* Required work:
Wherever a line in the data below holds "Time", copy that line.

* Given data:
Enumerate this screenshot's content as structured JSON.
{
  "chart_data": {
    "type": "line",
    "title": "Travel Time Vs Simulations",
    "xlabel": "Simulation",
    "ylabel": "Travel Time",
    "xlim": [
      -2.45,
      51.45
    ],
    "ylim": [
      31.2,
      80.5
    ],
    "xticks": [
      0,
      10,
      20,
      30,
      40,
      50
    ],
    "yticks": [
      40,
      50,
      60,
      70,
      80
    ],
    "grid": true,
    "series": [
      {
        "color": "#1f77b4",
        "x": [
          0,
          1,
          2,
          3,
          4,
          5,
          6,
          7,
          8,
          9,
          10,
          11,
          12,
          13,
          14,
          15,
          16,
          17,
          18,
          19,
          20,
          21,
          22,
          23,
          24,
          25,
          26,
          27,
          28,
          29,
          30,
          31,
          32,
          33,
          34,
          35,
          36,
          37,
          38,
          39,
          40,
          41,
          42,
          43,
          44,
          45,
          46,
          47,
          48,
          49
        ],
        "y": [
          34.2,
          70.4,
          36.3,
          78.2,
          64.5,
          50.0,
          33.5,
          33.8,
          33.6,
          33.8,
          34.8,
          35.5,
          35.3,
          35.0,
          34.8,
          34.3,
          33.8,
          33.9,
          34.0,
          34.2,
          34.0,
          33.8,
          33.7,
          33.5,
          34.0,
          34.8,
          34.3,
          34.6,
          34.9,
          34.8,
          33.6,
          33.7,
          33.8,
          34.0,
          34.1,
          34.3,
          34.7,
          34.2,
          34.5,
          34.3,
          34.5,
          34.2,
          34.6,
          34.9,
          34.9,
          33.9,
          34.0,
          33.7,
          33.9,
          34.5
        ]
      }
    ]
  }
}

* The solution:
    "title": "Travel Time Vs Simulations",
    "ylabel": "Travel Time",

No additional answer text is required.